- DO THIS: State the number of lines that contain "first", with no other text.
** Start GIVEN DATA **
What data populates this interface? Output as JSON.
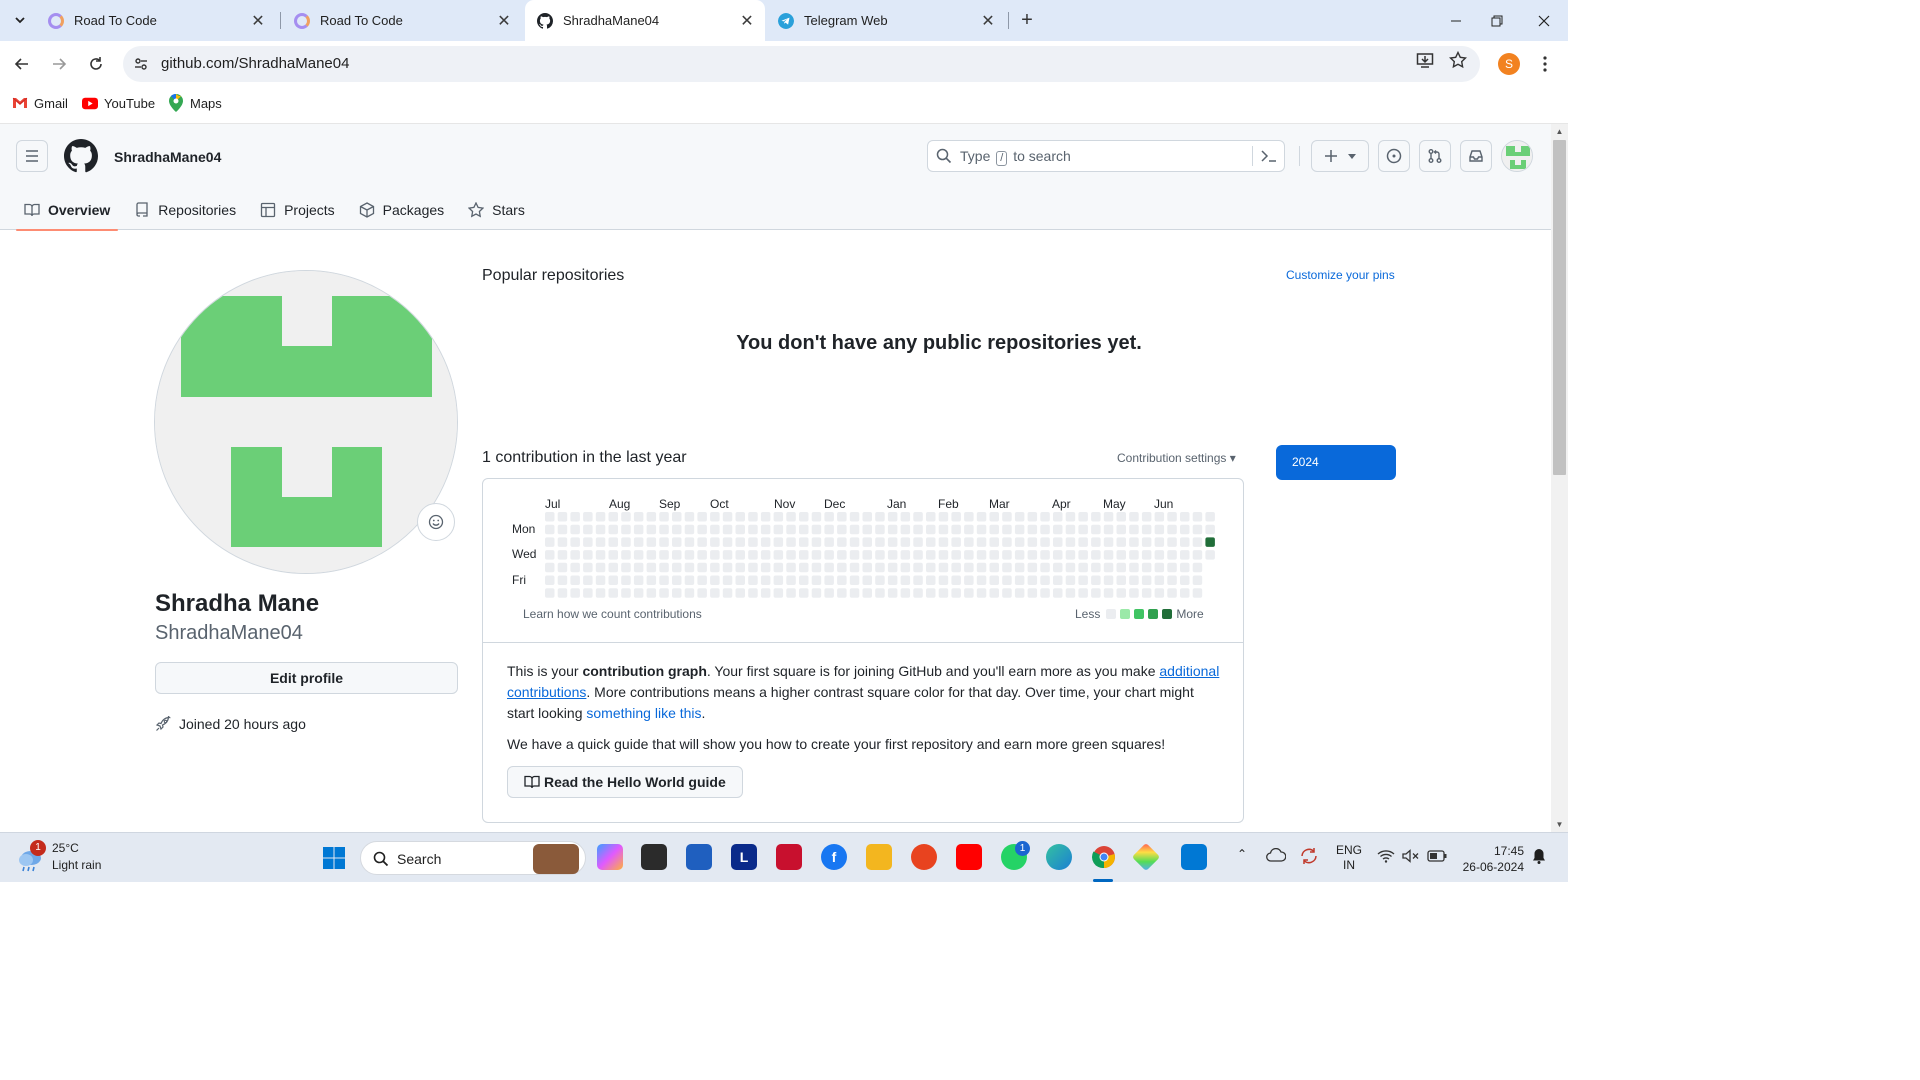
{
  "browser": {
    "tabs": [
      {
        "title": "Road To Code",
        "active": false
      },
      {
        "title": "Road To Code",
        "active": false
      },
      {
        "title": "ShradhaMane04",
        "active": true
      },
      {
        "title": "Telegram Web",
        "active": false
      }
    ],
    "url": "github.com/ShradhaMane04",
    "profile_initial": "S",
    "bookmarks": [
      "Gmail",
      "YouTube",
      "Maps"
    ]
  },
  "github": {
    "header_username": "ShradhaMane04",
    "search_prefix": "Type",
    "search_key": "/",
    "search_suffix": "to search",
    "nav_tabs": [
      "Overview",
      "Repositories",
      "Projects",
      "Packages",
      "Stars"
    ],
    "profile": {
      "full_name": "Shradha Mane",
      "login": "ShradhaMane04",
      "edit_label": "Edit profile",
      "joined": "Joined 20 hours ago"
    },
    "popular_title": "Popular repositories",
    "customize_pins": "Customize your pins",
    "empty_repos": "You don't have any public repositories yet.",
    "contrib_title": "1 contribution in the last year",
    "contrib_settings": "Contribution settings ▾",
    "year": "2024",
    "months": [
      "Jul",
      "Aug",
      "Sep",
      "Oct",
      "Nov",
      "Dec",
      "Jan",
      "Feb",
      "Mar",
      "Apr",
      "May",
      "Jun"
    ],
    "day_labels": [
      "Mon",
      "Wed",
      "Fri"
    ],
    "contribution_count": 1,
    "learn_link": "Learn how we count contributions",
    "legend_less": "Less",
    "legend_more": "More",
    "legend_colors": [
      "#ebedf0",
      "#9be9a8",
      "#40c463",
      "#30a14e",
      "#216e39"
    ],
    "info": {
      "p1_a": "This is your ",
      "p1_bold": "contribution graph",
      "p1_b": ". Your first square is for joining GitHub and you'll earn more as you make ",
      "p1_link1": "additional contributions",
      "p1_c": ". More contributions means a higher contrast square color for that day. Over time, your chart might start looking ",
      "p1_link2": "something like this",
      "p1_d": ".",
      "p2": "We have a quick guide that will show you how to create your first repository and earn more green squares!",
      "button": "Read the Hello World guide"
    }
  },
  "taskbar": {
    "weather_temp": "25°C",
    "weather_cond": "Light rain",
    "weather_badge": "1",
    "search": "Search",
    "lang_1": "ENG",
    "lang_2": "IN",
    "time": "17:45",
    "date": "26-06-2024",
    "whatsapp_badge": "1"
  }
}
** End GIVEN DATA **
- RESPONSE TO THIS TASK: 2